■ EXERCISE DIRECTIONS
Go through the material and pull out every line with the string "color" in it.

■ SUPPLIED ENTRIES
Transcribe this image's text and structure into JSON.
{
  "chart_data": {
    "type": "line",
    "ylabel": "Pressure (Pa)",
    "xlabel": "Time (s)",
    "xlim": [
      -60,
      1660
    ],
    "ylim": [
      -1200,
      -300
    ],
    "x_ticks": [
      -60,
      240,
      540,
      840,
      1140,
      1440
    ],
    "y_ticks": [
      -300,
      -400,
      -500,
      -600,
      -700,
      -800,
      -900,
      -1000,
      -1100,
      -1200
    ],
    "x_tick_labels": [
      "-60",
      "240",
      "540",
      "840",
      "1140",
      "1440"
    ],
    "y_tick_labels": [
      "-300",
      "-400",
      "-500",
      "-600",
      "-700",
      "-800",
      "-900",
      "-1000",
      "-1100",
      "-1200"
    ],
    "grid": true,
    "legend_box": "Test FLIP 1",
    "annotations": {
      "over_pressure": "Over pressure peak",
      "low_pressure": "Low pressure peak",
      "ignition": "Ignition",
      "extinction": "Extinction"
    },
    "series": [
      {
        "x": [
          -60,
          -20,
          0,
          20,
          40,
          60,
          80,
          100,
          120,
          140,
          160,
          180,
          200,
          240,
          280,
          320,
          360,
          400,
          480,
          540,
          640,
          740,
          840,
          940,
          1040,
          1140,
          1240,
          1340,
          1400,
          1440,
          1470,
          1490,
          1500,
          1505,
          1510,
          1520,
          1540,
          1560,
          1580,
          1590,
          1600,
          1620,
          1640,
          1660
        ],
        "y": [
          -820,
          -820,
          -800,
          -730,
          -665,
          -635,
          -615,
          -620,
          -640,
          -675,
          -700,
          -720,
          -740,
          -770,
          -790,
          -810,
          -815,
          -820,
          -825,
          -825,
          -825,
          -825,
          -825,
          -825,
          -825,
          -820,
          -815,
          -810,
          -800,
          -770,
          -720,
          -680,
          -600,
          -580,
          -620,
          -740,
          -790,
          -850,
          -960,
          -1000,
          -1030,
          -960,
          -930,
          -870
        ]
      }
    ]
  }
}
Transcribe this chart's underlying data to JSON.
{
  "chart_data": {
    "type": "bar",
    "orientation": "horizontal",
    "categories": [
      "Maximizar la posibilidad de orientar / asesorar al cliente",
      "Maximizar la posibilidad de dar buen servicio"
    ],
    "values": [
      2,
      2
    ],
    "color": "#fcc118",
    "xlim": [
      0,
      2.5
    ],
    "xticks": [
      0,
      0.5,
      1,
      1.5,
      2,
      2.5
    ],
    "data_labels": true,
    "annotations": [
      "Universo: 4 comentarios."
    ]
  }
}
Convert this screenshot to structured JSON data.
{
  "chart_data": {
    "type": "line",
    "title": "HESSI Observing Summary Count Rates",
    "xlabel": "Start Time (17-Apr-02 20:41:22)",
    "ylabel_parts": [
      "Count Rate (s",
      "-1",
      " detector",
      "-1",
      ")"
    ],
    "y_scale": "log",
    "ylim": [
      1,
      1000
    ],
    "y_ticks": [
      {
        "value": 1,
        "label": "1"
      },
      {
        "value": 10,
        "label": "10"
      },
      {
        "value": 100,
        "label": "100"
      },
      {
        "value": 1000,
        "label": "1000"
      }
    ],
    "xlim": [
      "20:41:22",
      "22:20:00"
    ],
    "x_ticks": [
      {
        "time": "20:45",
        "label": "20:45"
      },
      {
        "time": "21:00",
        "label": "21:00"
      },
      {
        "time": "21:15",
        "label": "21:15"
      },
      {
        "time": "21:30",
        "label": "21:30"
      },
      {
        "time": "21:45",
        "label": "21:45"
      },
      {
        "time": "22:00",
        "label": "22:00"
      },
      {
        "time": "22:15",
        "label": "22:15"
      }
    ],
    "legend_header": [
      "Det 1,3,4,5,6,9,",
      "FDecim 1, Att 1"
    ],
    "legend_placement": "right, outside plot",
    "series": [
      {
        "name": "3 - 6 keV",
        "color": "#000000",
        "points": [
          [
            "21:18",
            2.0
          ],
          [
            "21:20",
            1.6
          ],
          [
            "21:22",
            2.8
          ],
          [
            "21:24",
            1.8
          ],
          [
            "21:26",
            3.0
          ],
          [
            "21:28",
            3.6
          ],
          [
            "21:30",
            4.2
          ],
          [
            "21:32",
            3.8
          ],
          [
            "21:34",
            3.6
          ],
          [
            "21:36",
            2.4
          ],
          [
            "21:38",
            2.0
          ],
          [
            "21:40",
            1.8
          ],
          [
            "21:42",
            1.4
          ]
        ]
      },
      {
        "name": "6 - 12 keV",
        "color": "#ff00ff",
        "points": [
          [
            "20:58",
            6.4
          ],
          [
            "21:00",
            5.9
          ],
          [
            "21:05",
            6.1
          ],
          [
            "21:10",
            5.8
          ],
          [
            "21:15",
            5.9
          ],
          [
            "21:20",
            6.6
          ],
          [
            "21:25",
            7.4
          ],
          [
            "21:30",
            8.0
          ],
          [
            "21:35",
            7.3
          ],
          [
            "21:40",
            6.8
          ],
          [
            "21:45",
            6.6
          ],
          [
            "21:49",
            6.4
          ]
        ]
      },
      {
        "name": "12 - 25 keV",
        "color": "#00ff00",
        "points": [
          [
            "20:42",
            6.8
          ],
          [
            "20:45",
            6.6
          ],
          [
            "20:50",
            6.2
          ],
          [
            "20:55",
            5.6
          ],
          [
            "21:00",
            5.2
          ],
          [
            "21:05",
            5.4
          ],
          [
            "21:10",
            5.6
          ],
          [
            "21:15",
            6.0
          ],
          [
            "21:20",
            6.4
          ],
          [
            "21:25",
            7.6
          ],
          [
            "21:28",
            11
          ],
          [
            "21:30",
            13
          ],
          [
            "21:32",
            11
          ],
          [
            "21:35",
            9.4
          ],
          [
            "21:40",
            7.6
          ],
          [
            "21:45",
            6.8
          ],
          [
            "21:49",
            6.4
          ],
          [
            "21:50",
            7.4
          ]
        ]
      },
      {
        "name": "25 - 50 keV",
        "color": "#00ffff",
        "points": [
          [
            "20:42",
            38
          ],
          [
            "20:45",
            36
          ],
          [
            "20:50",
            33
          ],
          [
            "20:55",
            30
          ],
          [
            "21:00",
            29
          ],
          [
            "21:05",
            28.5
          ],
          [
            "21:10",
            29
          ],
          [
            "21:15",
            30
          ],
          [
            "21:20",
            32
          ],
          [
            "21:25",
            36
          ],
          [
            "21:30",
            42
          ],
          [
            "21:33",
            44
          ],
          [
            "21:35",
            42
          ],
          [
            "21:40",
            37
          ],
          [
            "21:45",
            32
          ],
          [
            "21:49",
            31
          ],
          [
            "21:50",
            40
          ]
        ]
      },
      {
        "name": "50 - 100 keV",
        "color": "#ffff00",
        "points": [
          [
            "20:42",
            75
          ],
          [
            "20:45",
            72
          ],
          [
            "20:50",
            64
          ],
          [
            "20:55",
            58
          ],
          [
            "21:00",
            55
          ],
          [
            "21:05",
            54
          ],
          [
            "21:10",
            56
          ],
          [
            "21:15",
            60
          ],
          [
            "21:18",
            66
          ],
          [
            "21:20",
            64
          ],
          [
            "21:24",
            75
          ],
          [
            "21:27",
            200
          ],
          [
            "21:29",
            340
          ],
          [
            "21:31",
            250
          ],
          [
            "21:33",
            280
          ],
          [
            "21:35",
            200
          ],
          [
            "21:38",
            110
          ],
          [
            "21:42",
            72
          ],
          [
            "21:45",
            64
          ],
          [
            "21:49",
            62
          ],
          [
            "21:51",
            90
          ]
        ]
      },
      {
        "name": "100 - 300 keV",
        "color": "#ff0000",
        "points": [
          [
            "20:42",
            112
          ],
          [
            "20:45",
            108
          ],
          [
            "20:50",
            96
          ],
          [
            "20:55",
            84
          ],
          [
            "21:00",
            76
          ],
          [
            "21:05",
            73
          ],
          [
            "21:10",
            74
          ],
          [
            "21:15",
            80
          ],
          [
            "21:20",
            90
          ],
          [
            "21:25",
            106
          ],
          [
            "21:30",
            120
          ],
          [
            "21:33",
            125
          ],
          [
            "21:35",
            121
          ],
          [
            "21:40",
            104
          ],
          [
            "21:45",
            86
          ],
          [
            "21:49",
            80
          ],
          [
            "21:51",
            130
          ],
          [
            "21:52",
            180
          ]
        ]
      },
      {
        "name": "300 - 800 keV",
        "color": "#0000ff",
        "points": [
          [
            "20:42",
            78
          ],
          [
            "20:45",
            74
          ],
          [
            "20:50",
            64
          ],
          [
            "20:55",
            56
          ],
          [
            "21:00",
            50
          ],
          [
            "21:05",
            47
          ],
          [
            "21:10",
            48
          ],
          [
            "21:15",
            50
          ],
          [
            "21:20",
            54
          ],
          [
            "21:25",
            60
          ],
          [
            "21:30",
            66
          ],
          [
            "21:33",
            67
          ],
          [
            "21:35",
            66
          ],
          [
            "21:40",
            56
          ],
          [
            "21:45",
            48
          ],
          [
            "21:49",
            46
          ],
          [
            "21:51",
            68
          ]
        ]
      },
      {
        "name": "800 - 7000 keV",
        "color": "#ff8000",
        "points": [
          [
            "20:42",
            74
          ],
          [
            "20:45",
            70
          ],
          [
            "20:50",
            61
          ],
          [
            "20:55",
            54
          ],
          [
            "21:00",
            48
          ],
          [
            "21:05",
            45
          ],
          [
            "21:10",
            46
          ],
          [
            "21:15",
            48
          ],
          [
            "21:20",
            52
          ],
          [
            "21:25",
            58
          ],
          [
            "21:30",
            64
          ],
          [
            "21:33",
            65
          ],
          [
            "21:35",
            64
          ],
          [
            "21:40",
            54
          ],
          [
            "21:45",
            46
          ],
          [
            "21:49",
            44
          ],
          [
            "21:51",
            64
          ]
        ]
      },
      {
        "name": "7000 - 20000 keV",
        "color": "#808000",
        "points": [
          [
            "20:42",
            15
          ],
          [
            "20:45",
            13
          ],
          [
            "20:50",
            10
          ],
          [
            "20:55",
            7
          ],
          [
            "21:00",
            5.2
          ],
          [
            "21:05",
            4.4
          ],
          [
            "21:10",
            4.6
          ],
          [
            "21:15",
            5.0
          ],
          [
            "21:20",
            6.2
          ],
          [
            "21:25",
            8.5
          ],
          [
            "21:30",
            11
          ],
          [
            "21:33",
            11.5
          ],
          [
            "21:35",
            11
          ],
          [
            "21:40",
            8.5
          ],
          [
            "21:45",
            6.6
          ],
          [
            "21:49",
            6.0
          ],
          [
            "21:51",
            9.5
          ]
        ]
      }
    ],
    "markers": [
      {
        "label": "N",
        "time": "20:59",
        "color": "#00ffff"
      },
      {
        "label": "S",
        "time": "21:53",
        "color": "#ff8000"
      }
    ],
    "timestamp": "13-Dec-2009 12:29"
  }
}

■ WORKED ANSWER
    "color": "#fcc118",
        "color": "#000000",
        "color": "#ff00ff",
        "color": "#00ff00",
        "color": "#00ffff",
        "color": "#ffff00",
        "color": "#ff0000",
        "color": "#0000ff",
        "color": "#ff8000",
        "color": "#808000",
        "color": "#00ffff"
        "color": "#ff8000"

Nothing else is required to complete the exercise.